WRITTEN EXERCISE:
Do not carry the pictures over; copy every other part of the entries exactly.

DATA SUPPLIED:

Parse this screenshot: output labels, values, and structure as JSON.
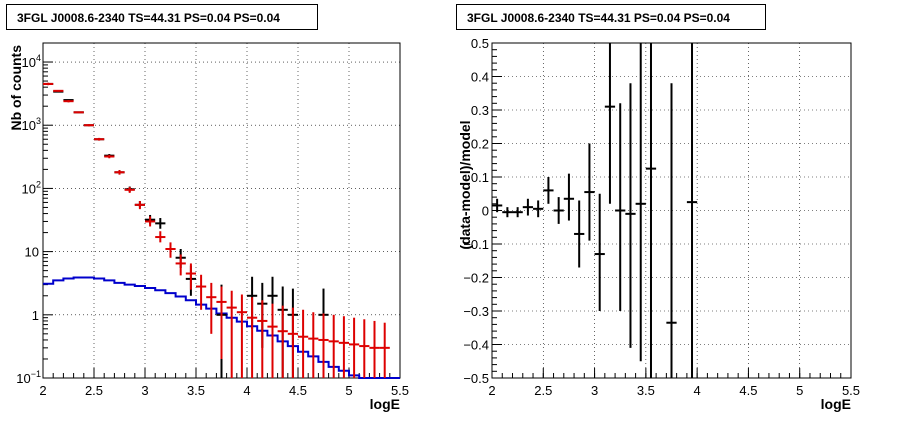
{
  "chart_data": [
    {
      "type": "histogram",
      "title": "3FGL J0008.6-2340 TS=44.31 PS=0.04 PS=0.04",
      "xlabel": "logE",
      "ylabel": "Nb of counts",
      "xlim": [
        2,
        5.5
      ],
      "ylim": [
        0.1,
        20000
      ],
      "yscale": "log",
      "grid": true,
      "xticks": [
        "2",
        "2.5",
        "3",
        "3.5",
        "4",
        "4.5",
        "5",
        "5.5"
      ],
      "yticks": [
        {
          "value": 0.1,
          "label": "10",
          "exp": "−1"
        },
        {
          "value": 1,
          "label": "1",
          "exp": ""
        },
        {
          "value": 10,
          "label": "10",
          "exp": ""
        },
        {
          "value": 100,
          "label": "10",
          "exp": "2"
        },
        {
          "value": 1000,
          "label": "10",
          "exp": "3"
        },
        {
          "value": 10000,
          "label": "10",
          "exp": "4"
        }
      ],
      "bin_width": 0.1,
      "series": [
        {
          "role": "model-histogram",
          "color": "#0000cc",
          "x": [
            2.05,
            2.15,
            2.25,
            2.35,
            2.45,
            2.55,
            2.65,
            2.75,
            2.85,
            2.95,
            3.05,
            3.15,
            3.25,
            3.35,
            3.45,
            3.55,
            3.65,
            3.75,
            3.85,
            3.95,
            4.05,
            4.15,
            4.25,
            4.35,
            4.45,
            4.55,
            4.65,
            4.75,
            4.85,
            4.95,
            5.05,
            5.15,
            5.25,
            5.35,
            5.45
          ],
          "values": [
            3.1,
            3.5,
            3.75,
            3.9,
            3.9,
            3.75,
            3.5,
            3.2,
            3.0,
            2.85,
            2.65,
            2.45,
            2.2,
            1.95,
            1.7,
            1.45,
            1.25,
            1.05,
            0.9,
            0.78,
            0.66,
            0.56,
            0.47,
            0.38,
            0.32,
            0.26,
            0.22,
            0.18,
            0.15,
            0.13,
            0.11,
            0.1,
            0.1,
            0.1,
            0.1
          ]
        },
        {
          "role": "model-counts",
          "color": "#dd0000",
          "x": [
            2.05,
            2.15,
            2.25,
            2.35,
            2.45,
            2.55,
            2.65,
            2.75,
            2.85,
            2.95,
            3.05,
            3.15,
            3.25,
            3.35,
            3.45,
            3.55,
            3.65,
            3.75,
            3.85,
            3.95,
            4.05,
            4.15,
            4.25,
            4.35,
            4.45,
            4.55,
            4.65,
            4.75,
            4.85,
            4.95,
            5.05,
            5.15,
            5.25,
            5.35
          ],
          "values": [
            4500,
            3500,
            2400,
            1600,
            1000,
            600,
            320,
            180,
            95,
            55,
            30,
            17,
            11,
            6.5,
            4.5,
            2.8,
            1.9,
            1.6,
            1.3,
            1.1,
            0.9,
            0.8,
            0.65,
            0.55,
            0.5,
            0.45,
            0.42,
            0.4,
            0.38,
            0.36,
            0.34,
            0.32,
            0.3,
            0.3
          ],
          "err_low": [
            4300,
            3400,
            2300,
            1550,
            960,
            570,
            300,
            165,
            85,
            47,
            25,
            14,
            8,
            4.2,
            2.5,
            1.2,
            0.5,
            0.2,
            0.1,
            0.1,
            0.1,
            0.1,
            0.1,
            0.1,
            0.1,
            0.1,
            0.1,
            0.1,
            0.1,
            0.1,
            0.1,
            0.1,
            0.1,
            0.1
          ],
          "err_high": [
            4700,
            3600,
            2500,
            1650,
            1040,
            630,
            340,
            195,
            105,
            63,
            36,
            21,
            14,
            9,
            6.5,
            4.3,
            3.2,
            2.8,
            2.4,
            2.1,
            1.9,
            1.7,
            1.5,
            1.4,
            1.3,
            1.2,
            1.1,
            1.05,
            1.0,
            0.95,
            0.9,
            0.85,
            0.8,
            0.75
          ]
        },
        {
          "role": "data-counts",
          "color": "#000000",
          "x": [
            2.05,
            2.15,
            2.25,
            2.35,
            2.45,
            2.55,
            2.65,
            2.75,
            2.85,
            2.95,
            3.05,
            3.15,
            3.35,
            3.45,
            3.75,
            4.05,
            4.15,
            4.25,
            4.35,
            4.45,
            4.75
          ],
          "values": [
            4500,
            3400,
            2500,
            1600,
            1000,
            600,
            330,
            180,
            97,
            55,
            32,
            28,
            8,
            3.7,
            1,
            2,
            1.5,
            2,
            1.2,
            1,
            1
          ],
          "err_low": [
            4400,
            3300,
            2450,
            1560,
            970,
            575,
            310,
            170,
            88,
            50,
            27,
            23,
            5.5,
            2,
            0.1,
            0.6,
            0.3,
            0.6,
            0.1,
            0.1,
            0.1
          ],
          "err_high": [
            4600,
            3500,
            2550,
            1640,
            1030,
            625,
            350,
            195,
            107,
            63,
            38,
            34,
            11,
            6,
            3,
            4,
            3.2,
            4,
            2.8,
            2.6,
            2.6
          ]
        }
      ]
    },
    {
      "type": "scatter",
      "title": "3FGL J0008.6-2340 TS=44.31 PS=0.04 PS=0.04",
      "xlabel": "logE",
      "ylabel": "(data-model)/model",
      "xlim": [
        2,
        5.5
      ],
      "ylim": [
        -0.5,
        0.5
      ],
      "grid": true,
      "xticks": [
        "2",
        "2.5",
        "3",
        "3.5",
        "4",
        "4.5",
        "5",
        "5.5"
      ],
      "yticks": [
        "−0.5",
        "−0.4",
        "−0.3",
        "−0.2",
        "−0.1",
        "0",
        "0.1",
        "0.2",
        "0.3",
        "0.4",
        "0.5"
      ],
      "series": [
        {
          "role": "residuals",
          "color": "#000000",
          "x": [
            2.05,
            2.15,
            2.25,
            2.35,
            2.45,
            2.55,
            2.65,
            2.75,
            2.85,
            2.95,
            3.05,
            3.15,
            3.25,
            3.35,
            3.45,
            3.55,
            3.75,
            3.95
          ],
          "values": [
            0.015,
            -0.005,
            -0.005,
            0.01,
            0.005,
            0.06,
            0.0,
            0.035,
            -0.07,
            0.055,
            -0.13,
            0.31,
            0.0,
            -0.01,
            0.02,
            0.125,
            -0.335,
            0.025
          ],
          "err_low": [
            -0.005,
            -0.02,
            -0.02,
            -0.015,
            -0.02,
            0.02,
            -0.04,
            -0.03,
            -0.17,
            -0.09,
            -0.3,
            0.02,
            -0.3,
            -0.41,
            -0.45,
            -0.5,
            -0.5,
            -0.5
          ],
          "err_high": [
            0.035,
            0.01,
            0.01,
            0.035,
            0.03,
            0.1,
            0.04,
            0.11,
            0.03,
            0.2,
            0.05,
            0.5,
            0.32,
            0.38,
            0.5,
            0.5,
            0.38,
            0.5
          ]
        }
      ]
    }
  ]
}
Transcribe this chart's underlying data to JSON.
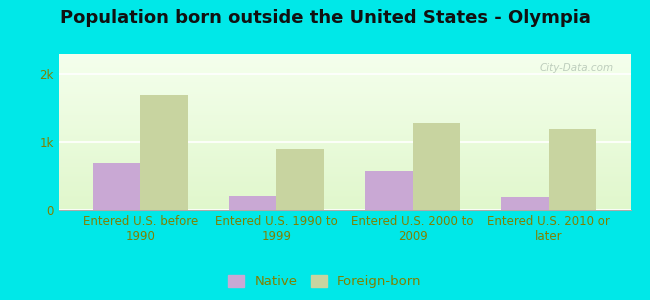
{
  "title": "Population born outside the United States - Olympia",
  "categories": [
    "Entered U.S. before\n1990",
    "Entered U.S. 1990 to\n1999",
    "Entered U.S. 2000 to\n2009",
    "Entered U.S. 2010 or\nlater"
  ],
  "native_values": [
    700,
    200,
    580,
    195
  ],
  "foreign_values": [
    1700,
    900,
    1280,
    1190
  ],
  "native_color": "#c9a8d4",
  "foreign_color": "#c8d4a0",
  "background_outer": "#00e8e8",
  "background_inner": "#eaf6e2",
  "ytick_labels": [
    "0",
    "1k",
    "2k"
  ],
  "ylim": [
    0,
    2300
  ],
  "bar_width": 0.35,
  "title_fontsize": 13,
  "tick_fontsize": 8.5,
  "legend_fontsize": 9.5,
  "label_color": "#808000",
  "watermark_text": "City-Data.com",
  "watermark_color": "#b8c8b8"
}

REPLY TO THE EXERCISE:
Parse this screenshot: output labels, values, and structure as JSON.
{
  "chart_data": [
    {
      "type": "histogram",
      "title": "3FGL J0008.6-2340 TS=44.31 PS=0.04 PS=0.04",
      "xlabel": "logE",
      "ylabel": "Nb of counts",
      "xlim": [
        2,
        5.5
      ],
      "ylim": [
        0.1,
        20000
      ],
      "yscale": "log",
      "grid": true,
      "xticks": [
        "2",
        "2.5",
        "3",
        "3.5",
        "4",
        "4.5",
        "5",
        "5.5"
      ],
      "yticks": [
        {
          "value": 0.1,
          "label": "10",
          "exp": "−1"
        },
        {
          "value": 1,
          "label": "1",
          "exp": ""
        },
        {
          "value": 10,
          "label": "10",
          "exp": ""
        },
        {
          "value": 100,
          "label": "10",
          "exp": "2"
        },
        {
          "value": 1000,
          "label": "10",
          "exp": "3"
        },
        {
          "value": 10000,
          "label": "10",
          "exp": "4"
        }
      ],
      "bin_width": 0.1,
      "series": [
        {
          "role": "model-histogram",
          "color": "#0000cc",
          "x": [
            2.05,
            2.15,
            2.25,
            2.35,
            2.45,
            2.55,
            2.65,
            2.75,
            2.85,
            2.95,
            3.05,
            3.15,
            3.25,
            3.35,
            3.45,
            3.55,
            3.65,
            3.75,
            3.85,
            3.95,
            4.05,
            4.15,
            4.25,
            4.35,
            4.45,
            4.55,
            4.65,
            4.75,
            4.85,
            4.95,
            5.05,
            5.15,
            5.25,
            5.35,
            5.45
          ],
          "values": [
            3.1,
            3.5,
            3.75,
            3.9,
            3.9,
            3.75,
            3.5,
            3.2,
            3.0,
            2.85,
            2.65,
            2.45,
            2.2,
            1.95,
            1.7,
            1.45,
            1.25,
            1.05,
            0.9,
            0.78,
            0.66,
            0.56,
            0.47,
            0.38,
            0.32,
            0.26,
            0.22,
            0.18,
            0.15,
            0.13,
            0.11,
            0.1,
            0.1,
            0.1,
            0.1
          ]
        },
        {
          "role": "model-counts",
          "color": "#dd0000",
          "x": [
            2.05,
            2.15,
            2.25,
            2.35,
            2.45,
            2.55,
            2.65,
            2.75,
            2.85,
            2.95,
            3.05,
            3.15,
            3.25,
            3.35,
            3.45,
            3.55,
            3.65,
            3.75,
            3.85,
            3.95,
            4.05,
            4.15,
            4.25,
            4.35,
            4.45,
            4.55,
            4.65,
            4.75,
            4.85,
            4.95,
            5.05,
            5.15,
            5.25,
            5.35
          ],
          "values": [
            4500,
            3500,
            2400,
            1600,
            1000,
            600,
            320,
            180,
            95,
            55,
            30,
            17,
            11,
            6.5,
            4.5,
            2.8,
            1.9,
            1.6,
            1.3,
            1.1,
            0.9,
            0.8,
            0.65,
            0.55,
            0.5,
            0.45,
            0.42,
            0.4,
            0.38,
            0.36,
            0.34,
            0.32,
            0.3,
            0.3
          ],
          "err_low": [
            4300,
            3400,
            2300,
            1550,
            960,
            570,
            300,
            165,
            85,
            47,
            25,
            14,
            8,
            4.2,
            2.5,
            1.2,
            0.5,
            0.2,
            0.1,
            0.1,
            0.1,
            0.1,
            0.1,
            0.1,
            0.1,
            0.1,
            0.1,
            0.1,
            0.1,
            0.1,
            0.1,
            0.1,
            0.1,
            0.1
          ],
          "err_high": [
            4700,
            3600,
            2500,
            1650,
            1040,
            630,
            340,
            195,
            105,
            63,
            36,
            21,
            14,
            9,
            6.5,
            4.3,
            3.2,
            2.8,
            2.4,
            2.1,
            1.9,
            1.7,
            1.5,
            1.4,
            1.3,
            1.2,
            1.1,
            1.05,
            1.0,
            0.95,
            0.9,
            0.85,
            0.8,
            0.75
          ]
        },
        {
          "role": "data-counts",
          "color": "#000000",
          "x": [
            2.05,
            2.15,
            2.25,
            2.35,
            2.45,
            2.55,
            2.65,
            2.75,
            2.85,
            2.95,
            3.05,
            3.15,
            3.35,
            3.45,
            3.75,
            4.05,
            4.15,
            4.25,
            4.35,
            4.45,
            4.75
          ],
          "values": [
            4500,
            3400,
            2500,
            1600,
            1000,
            600,
            330,
            180,
            97,
            55,
            32,
            28,
            8,
            3.7,
            1,
            2,
            1.5,
            2,
            1.2,
            1,
            1
          ],
          "err_low": [
            4400,
            3300,
            2450,
            1560,
            970,
            575,
            310,
            170,
            88,
            50,
            27,
            23,
            5.5,
            2,
            0.1,
            0.6,
            0.3,
            0.6,
            0.1,
            0.1,
            0.1
          ],
          "err_high": [
            4600,
            3500,
            2550,
            1640,
            1030,
            625,
            350,
            195,
            107,
            63,
            38,
            34,
            11,
            6,
            3,
            4,
            3.2,
            4,
            2.8,
            2.6,
            2.6
          ]
        }
      ]
    },
    {
      "type": "scatter",
      "title": "3FGL J0008.6-2340 TS=44.31 PS=0.04 PS=0.04",
      "xlabel": "logE",
      "ylabel": "(data-model)/model",
      "xlim": [
        2,
        5.5
      ],
      "ylim": [
        -0.5,
        0.5
      ],
      "grid": true,
      "xticks": [
        "2",
        "2.5",
        "3",
        "3.5",
        "4",
        "4.5",
        "5",
        "5.5"
      ],
      "yticks": [
        "−0.5",
        "−0.4",
        "−0.3",
        "−0.2",
        "−0.1",
        "0",
        "0.1",
        "0.2",
        "0.3",
        "0.4",
        "0.5"
      ],
      "series": [
        {
          "role": "residuals",
          "color": "#000000",
          "x": [
            2.05,
            2.15,
            2.25,
            2.35,
            2.45,
            2.55,
            2.65,
            2.75,
            2.85,
            2.95,
            3.05,
            3.15,
            3.25,
            3.35,
            3.45,
            3.55,
            3.75,
            3.95
          ],
          "values": [
            0.015,
            -0.005,
            -0.005,
            0.01,
            0.005,
            0.06,
            0.0,
            0.035,
            -0.07,
            0.055,
            -0.13,
            0.31,
            0.0,
            -0.01,
            0.02,
            0.125,
            -0.335,
            0.025
          ],
          "err_low": [
            -0.005,
            -0.02,
            -0.02,
            -0.015,
            -0.02,
            0.02,
            -0.04,
            -0.03,
            -0.17,
            -0.09,
            -0.3,
            0.02,
            -0.3,
            -0.41,
            -0.45,
            -0.5,
            -0.5,
            -0.5
          ],
          "err_high": [
            0.035,
            0.01,
            0.01,
            0.035,
            0.03,
            0.1,
            0.04,
            0.11,
            0.03,
            0.2,
            0.05,
            0.5,
            0.32,
            0.38,
            0.5,
            0.5,
            0.38,
            0.5
          ]
        }
      ]
    }
  ]
}
Transcribe this chart's underlying data to JSON.
{
  "title": "Population born outside the United States - Olympia",
  "categories": [
    "Entered U.S. before\n1990",
    "Entered U.S. 1990 to\n1999",
    "Entered U.S. 2000 to\n2009",
    "Entered U.S. 2010 or\nlater"
  ],
  "native_values": [
    700,
    200,
    580,
    195
  ],
  "foreign_values": [
    1700,
    900,
    1280,
    1190
  ],
  "native_color": "#c9a8d4",
  "foreign_color": "#c8d4a0",
  "background_outer": "#00e8e8",
  "background_inner": "#eaf6e2",
  "ytick_labels": [
    "0",
    "1k",
    "2k"
  ],
  "ylim": [
    0,
    2300
  ],
  "bar_width": 0.35,
  "title_fontsize": 13,
  "tick_fontsize": 8.5,
  "legend_fontsize": 9.5,
  "label_color": "#808000",
  "watermark_text": "City-Data.com",
  "watermark_color": "#b8c8b8"
}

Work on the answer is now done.